What is expected: Leave out the images; return the rest of the data exactly.

Records for this task:
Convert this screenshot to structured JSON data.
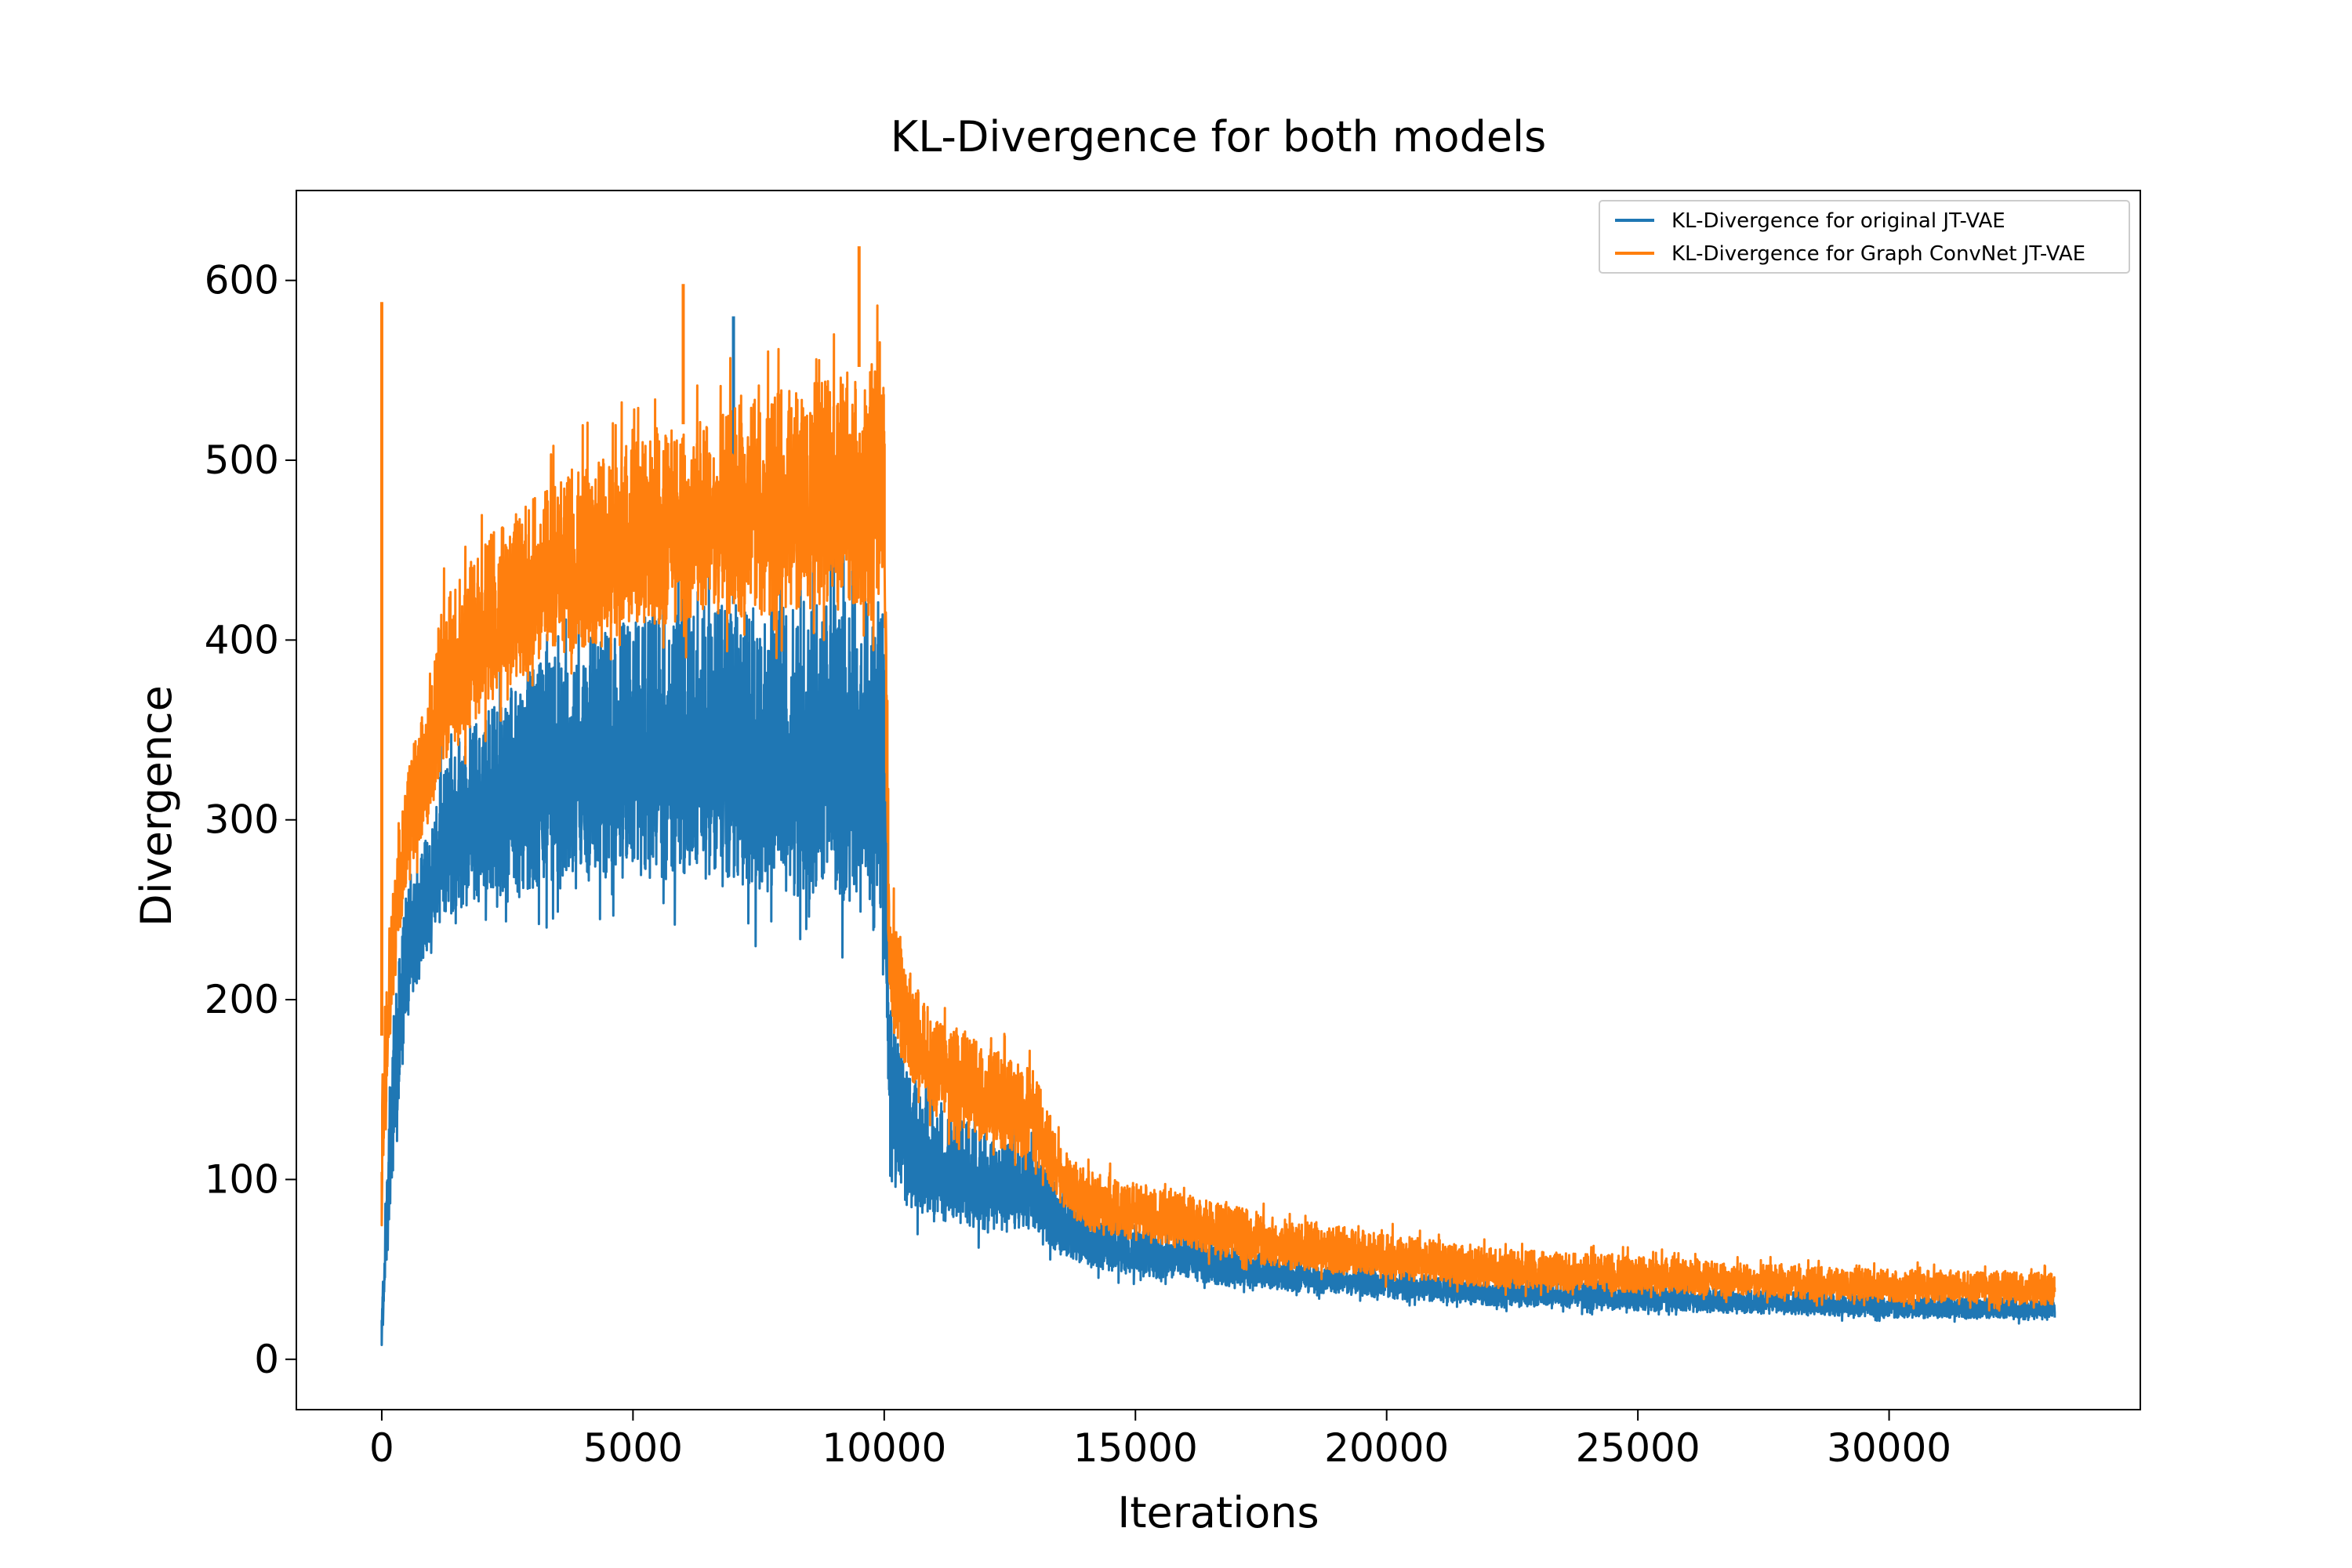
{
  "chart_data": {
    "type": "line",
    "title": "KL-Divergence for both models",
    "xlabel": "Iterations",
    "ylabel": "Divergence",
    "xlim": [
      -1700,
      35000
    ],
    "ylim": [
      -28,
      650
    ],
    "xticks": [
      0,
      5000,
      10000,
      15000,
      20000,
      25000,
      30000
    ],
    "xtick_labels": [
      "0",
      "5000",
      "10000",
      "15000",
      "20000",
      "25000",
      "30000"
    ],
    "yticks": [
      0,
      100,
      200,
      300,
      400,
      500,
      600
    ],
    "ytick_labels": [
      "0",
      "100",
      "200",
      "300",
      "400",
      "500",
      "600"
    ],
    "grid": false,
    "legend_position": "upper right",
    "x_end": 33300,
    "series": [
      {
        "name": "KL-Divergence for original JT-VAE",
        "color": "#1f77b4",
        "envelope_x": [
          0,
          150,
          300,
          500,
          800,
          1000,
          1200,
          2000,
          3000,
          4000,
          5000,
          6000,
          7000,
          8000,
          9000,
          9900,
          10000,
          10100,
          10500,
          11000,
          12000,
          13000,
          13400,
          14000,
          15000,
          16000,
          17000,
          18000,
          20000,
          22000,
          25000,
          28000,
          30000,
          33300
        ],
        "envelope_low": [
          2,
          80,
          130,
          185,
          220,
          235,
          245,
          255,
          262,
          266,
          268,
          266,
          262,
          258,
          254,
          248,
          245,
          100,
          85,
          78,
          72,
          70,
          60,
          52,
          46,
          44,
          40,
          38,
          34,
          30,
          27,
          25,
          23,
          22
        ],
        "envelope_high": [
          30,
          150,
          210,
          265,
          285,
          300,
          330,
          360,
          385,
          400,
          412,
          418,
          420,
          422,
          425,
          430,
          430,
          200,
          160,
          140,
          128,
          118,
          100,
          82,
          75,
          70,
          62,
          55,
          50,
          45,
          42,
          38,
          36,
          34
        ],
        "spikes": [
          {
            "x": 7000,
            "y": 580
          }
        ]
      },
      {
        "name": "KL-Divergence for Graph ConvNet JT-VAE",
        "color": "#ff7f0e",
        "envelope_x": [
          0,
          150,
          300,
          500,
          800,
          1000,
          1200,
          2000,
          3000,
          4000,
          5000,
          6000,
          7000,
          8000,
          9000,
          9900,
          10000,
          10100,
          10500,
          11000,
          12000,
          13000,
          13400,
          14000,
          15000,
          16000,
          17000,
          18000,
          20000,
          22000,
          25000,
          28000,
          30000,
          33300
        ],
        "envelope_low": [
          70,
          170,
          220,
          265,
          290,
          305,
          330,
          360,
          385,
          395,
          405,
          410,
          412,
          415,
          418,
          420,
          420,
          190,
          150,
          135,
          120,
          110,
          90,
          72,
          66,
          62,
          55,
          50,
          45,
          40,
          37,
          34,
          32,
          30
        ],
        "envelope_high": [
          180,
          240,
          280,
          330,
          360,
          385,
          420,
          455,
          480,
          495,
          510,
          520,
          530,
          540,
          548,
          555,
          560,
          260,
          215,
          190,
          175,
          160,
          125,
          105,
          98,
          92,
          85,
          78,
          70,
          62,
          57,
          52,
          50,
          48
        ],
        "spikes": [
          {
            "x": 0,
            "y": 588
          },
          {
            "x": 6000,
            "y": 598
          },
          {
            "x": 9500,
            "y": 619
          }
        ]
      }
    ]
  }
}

Expected answer:
Convert this screenshot to structured JSON data.
{
  "chart_data": {
    "type": "line",
    "title": "KL-Divergence for both models",
    "xlabel": "Iterations",
    "ylabel": "Divergence",
    "xlim": [
      -1700,
      35000
    ],
    "ylim": [
      -28,
      650
    ],
    "xticks": [
      0,
      5000,
      10000,
      15000,
      20000,
      25000,
      30000
    ],
    "xtick_labels": [
      "0",
      "5000",
      "10000",
      "15000",
      "20000",
      "25000",
      "30000"
    ],
    "yticks": [
      0,
      100,
      200,
      300,
      400,
      500,
      600
    ],
    "ytick_labels": [
      "0",
      "100",
      "200",
      "300",
      "400",
      "500",
      "600"
    ],
    "grid": false,
    "legend_position": "upper right",
    "x_end": 33300,
    "series": [
      {
        "name": "KL-Divergence for original JT-VAE",
        "color": "#1f77b4",
        "envelope_x": [
          0,
          150,
          300,
          500,
          800,
          1000,
          1200,
          2000,
          3000,
          4000,
          5000,
          6000,
          7000,
          8000,
          9000,
          9900,
          10000,
          10100,
          10500,
          11000,
          12000,
          13000,
          13400,
          14000,
          15000,
          16000,
          17000,
          18000,
          20000,
          22000,
          25000,
          28000,
          30000,
          33300
        ],
        "envelope_low": [
          2,
          80,
          130,
          185,
          220,
          235,
          245,
          255,
          262,
          266,
          268,
          266,
          262,
          258,
          254,
          248,
          245,
          100,
          85,
          78,
          72,
          70,
          60,
          52,
          46,
          44,
          40,
          38,
          34,
          30,
          27,
          25,
          23,
          22
        ],
        "envelope_high": [
          30,
          150,
          210,
          265,
          285,
          300,
          330,
          360,
          385,
          400,
          412,
          418,
          420,
          422,
          425,
          430,
          430,
          200,
          160,
          140,
          128,
          118,
          100,
          82,
          75,
          70,
          62,
          55,
          50,
          45,
          42,
          38,
          36,
          34
        ],
        "spikes": [
          {
            "x": 7000,
            "y": 580
          }
        ]
      },
      {
        "name": "KL-Divergence for Graph ConvNet JT-VAE",
        "color": "#ff7f0e",
        "envelope_x": [
          0,
          150,
          300,
          500,
          800,
          1000,
          1200,
          2000,
          3000,
          4000,
          5000,
          6000,
          7000,
          8000,
          9000,
          9900,
          10000,
          10100,
          10500,
          11000,
          12000,
          13000,
          13400,
          14000,
          15000,
          16000,
          17000,
          18000,
          20000,
          22000,
          25000,
          28000,
          30000,
          33300
        ],
        "envelope_low": [
          70,
          170,
          220,
          265,
          290,
          305,
          330,
          360,
          385,
          395,
          405,
          410,
          412,
          415,
          418,
          420,
          420,
          190,
          150,
          135,
          120,
          110,
          90,
          72,
          66,
          62,
          55,
          50,
          45,
          40,
          37,
          34,
          32,
          30
        ],
        "envelope_high": [
          180,
          240,
          280,
          330,
          360,
          385,
          420,
          455,
          480,
          495,
          510,
          520,
          530,
          540,
          548,
          555,
          560,
          260,
          215,
          190,
          175,
          160,
          125,
          105,
          98,
          92,
          85,
          78,
          70,
          62,
          57,
          52,
          50,
          48
        ],
        "spikes": [
          {
            "x": 0,
            "y": 588
          },
          {
            "x": 6000,
            "y": 598
          },
          {
            "x": 9500,
            "y": 619
          }
        ]
      }
    ]
  }
}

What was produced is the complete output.